## PROBLEM DETAILS
Report how many lines contain "color". The answer is a single number.

— start —

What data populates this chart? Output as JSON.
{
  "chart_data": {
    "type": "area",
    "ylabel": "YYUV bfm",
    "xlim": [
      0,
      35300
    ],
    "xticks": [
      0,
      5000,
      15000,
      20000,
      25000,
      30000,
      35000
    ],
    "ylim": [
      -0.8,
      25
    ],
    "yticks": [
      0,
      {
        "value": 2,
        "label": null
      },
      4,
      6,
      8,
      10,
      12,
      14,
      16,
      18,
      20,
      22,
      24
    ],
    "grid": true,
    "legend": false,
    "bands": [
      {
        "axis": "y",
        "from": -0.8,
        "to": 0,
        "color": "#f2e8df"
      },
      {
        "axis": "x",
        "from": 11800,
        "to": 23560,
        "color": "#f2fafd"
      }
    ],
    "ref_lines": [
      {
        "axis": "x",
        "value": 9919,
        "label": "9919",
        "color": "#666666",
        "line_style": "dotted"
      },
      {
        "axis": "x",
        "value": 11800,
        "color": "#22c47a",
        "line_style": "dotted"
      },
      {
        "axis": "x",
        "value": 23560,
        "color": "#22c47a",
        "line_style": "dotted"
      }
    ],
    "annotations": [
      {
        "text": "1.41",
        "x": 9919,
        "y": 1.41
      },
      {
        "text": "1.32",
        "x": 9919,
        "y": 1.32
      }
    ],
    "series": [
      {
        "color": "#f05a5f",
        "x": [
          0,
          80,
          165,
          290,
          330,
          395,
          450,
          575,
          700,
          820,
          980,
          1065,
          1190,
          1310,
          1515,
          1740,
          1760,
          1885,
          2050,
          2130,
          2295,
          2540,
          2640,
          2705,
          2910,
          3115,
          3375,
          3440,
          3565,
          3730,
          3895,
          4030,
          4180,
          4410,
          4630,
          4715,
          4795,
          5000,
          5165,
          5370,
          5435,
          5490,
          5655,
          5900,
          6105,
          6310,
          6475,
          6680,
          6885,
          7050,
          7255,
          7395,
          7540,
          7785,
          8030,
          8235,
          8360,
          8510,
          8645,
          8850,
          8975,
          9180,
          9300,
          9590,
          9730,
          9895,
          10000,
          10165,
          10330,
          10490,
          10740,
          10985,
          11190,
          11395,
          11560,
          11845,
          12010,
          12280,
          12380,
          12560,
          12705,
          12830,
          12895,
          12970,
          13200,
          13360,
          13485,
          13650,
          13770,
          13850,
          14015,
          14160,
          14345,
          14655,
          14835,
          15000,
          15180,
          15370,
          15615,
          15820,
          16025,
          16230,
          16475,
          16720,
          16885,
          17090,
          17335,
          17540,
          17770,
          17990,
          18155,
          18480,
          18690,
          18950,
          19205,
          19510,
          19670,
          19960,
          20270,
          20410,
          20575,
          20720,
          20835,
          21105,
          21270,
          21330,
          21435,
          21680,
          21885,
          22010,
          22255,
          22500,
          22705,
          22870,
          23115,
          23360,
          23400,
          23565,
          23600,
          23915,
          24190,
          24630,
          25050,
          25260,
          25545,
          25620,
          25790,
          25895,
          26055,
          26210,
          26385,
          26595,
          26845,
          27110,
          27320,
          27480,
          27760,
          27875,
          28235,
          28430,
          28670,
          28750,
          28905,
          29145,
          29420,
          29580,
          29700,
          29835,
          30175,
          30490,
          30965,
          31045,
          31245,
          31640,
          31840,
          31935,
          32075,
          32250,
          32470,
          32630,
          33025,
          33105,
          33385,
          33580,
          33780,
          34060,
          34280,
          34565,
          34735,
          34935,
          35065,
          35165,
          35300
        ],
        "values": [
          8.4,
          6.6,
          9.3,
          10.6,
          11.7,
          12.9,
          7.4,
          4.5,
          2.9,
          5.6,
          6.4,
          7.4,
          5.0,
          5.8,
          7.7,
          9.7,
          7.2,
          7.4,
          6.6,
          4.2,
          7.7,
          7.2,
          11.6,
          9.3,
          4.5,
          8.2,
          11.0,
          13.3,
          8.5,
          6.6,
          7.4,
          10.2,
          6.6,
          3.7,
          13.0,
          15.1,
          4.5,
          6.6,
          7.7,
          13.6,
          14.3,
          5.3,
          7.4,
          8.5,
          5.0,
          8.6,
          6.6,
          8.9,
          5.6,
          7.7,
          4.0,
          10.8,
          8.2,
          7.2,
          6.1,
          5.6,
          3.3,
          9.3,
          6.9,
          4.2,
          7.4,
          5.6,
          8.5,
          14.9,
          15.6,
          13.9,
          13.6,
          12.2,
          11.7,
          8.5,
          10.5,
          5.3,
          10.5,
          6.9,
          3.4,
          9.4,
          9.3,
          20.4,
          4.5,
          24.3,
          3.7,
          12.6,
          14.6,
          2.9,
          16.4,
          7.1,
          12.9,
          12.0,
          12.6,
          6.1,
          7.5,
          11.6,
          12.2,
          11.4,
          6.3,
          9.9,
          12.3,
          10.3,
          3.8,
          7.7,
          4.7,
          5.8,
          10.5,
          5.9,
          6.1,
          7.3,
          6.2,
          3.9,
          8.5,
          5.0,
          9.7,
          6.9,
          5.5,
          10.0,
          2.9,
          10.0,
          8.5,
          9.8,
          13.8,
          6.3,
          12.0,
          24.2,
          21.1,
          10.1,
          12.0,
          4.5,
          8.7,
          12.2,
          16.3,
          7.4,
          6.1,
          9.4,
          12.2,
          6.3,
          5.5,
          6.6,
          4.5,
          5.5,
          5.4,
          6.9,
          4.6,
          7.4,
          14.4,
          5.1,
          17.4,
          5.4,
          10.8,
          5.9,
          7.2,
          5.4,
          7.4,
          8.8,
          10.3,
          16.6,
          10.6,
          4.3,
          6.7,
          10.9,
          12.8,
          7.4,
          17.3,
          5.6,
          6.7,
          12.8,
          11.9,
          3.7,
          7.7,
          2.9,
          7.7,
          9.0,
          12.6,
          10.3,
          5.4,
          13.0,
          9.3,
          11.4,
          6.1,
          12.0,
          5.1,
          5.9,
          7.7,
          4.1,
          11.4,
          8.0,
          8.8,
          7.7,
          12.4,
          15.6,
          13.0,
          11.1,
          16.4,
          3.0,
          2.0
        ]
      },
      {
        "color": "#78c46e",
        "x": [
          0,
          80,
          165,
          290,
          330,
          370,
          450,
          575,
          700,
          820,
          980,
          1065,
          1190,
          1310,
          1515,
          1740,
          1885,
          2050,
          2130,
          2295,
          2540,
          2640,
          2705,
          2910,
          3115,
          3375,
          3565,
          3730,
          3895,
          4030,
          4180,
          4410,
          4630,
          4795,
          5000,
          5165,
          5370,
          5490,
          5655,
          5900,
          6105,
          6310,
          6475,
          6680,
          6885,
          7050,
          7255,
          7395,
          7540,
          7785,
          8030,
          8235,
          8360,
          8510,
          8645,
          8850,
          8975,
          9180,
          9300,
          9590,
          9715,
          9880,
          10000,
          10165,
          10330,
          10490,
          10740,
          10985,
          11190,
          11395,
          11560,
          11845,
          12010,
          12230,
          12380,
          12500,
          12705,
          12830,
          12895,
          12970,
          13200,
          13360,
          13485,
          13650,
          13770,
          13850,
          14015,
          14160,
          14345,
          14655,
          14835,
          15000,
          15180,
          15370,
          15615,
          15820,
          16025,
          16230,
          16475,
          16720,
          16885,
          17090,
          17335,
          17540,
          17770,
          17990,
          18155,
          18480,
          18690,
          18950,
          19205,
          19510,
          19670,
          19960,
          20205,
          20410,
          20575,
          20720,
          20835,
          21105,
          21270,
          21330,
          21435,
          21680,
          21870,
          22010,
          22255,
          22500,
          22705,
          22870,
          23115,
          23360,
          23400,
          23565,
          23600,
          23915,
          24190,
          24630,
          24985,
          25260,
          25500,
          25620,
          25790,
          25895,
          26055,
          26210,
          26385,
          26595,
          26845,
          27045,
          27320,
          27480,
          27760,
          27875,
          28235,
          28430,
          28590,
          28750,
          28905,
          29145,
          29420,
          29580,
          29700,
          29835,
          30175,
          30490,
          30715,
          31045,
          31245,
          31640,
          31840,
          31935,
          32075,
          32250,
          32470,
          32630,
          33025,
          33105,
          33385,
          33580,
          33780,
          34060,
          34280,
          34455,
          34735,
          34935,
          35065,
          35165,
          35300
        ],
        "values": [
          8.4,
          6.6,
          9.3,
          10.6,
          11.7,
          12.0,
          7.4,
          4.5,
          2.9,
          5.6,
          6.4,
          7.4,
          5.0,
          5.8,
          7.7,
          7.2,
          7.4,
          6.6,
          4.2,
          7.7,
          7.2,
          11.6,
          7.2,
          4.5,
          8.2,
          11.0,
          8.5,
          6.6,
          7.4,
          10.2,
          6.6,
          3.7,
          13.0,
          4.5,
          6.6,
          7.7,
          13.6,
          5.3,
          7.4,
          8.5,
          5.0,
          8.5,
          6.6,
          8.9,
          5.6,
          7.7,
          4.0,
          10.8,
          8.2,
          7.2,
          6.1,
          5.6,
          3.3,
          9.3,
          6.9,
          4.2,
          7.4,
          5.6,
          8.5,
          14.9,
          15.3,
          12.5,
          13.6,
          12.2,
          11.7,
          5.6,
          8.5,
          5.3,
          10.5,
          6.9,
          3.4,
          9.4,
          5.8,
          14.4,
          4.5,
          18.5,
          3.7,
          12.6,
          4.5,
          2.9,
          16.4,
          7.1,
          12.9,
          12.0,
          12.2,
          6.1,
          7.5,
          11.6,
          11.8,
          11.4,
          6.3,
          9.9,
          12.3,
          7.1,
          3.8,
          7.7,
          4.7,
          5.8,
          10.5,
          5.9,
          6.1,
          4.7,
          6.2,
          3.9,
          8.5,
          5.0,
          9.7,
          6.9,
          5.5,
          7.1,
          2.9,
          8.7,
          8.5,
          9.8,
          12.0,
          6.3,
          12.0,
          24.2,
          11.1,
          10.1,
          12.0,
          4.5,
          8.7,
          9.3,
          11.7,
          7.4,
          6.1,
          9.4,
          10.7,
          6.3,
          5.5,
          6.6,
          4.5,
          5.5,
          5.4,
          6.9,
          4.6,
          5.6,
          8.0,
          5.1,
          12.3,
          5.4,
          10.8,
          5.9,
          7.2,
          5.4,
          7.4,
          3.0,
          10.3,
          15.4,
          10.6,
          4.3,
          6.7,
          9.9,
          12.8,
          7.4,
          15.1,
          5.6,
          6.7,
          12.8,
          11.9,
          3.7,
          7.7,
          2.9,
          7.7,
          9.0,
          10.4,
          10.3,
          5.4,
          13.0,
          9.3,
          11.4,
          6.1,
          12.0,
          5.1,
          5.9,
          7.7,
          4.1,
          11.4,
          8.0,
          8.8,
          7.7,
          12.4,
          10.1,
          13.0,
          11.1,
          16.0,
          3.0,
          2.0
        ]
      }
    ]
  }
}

— end —

## ANSWER TO THIS TASK
7